== Given instruction ==
Find all lines in the listing that include the word "name", then copy them.

== Excerpted records ==
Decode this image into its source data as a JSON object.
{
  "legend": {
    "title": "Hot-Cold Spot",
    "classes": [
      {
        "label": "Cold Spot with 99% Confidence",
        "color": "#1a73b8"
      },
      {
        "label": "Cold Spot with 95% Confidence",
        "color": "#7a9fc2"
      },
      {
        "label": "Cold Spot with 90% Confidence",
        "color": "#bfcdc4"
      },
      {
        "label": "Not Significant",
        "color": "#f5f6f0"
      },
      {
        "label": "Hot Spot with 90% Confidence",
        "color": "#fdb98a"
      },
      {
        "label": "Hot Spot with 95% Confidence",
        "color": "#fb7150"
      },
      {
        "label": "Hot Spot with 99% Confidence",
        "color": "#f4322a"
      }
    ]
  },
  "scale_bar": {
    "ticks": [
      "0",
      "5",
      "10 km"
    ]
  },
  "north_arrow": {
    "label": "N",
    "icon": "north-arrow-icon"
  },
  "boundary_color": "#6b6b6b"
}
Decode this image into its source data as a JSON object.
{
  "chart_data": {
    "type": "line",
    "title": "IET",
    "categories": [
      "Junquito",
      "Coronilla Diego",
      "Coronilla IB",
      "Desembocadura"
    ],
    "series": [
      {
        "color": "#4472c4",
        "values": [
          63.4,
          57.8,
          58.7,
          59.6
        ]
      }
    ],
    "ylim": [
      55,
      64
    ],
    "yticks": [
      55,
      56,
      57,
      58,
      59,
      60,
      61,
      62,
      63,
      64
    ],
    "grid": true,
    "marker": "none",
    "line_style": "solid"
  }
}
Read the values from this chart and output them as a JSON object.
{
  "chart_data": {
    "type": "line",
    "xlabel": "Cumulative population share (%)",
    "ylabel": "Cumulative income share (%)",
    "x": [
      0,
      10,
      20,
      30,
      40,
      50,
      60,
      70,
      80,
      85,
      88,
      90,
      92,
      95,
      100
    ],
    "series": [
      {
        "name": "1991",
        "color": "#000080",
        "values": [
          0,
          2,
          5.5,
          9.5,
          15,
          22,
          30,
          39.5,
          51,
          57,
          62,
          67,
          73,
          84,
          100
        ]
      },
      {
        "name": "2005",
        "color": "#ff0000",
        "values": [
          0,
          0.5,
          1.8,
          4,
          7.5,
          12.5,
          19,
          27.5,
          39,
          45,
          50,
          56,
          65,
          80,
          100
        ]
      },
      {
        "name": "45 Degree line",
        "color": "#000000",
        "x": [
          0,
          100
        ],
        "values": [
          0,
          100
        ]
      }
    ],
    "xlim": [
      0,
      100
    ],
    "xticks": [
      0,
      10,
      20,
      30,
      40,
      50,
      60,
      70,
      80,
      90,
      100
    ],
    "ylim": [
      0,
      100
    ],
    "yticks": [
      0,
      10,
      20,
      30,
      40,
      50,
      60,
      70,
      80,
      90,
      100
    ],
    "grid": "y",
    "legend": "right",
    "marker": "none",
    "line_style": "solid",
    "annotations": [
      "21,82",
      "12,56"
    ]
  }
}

== Answer to this exercise ==
        "name": "1991",
        "name": "2005",
        "name": "45 Degree line",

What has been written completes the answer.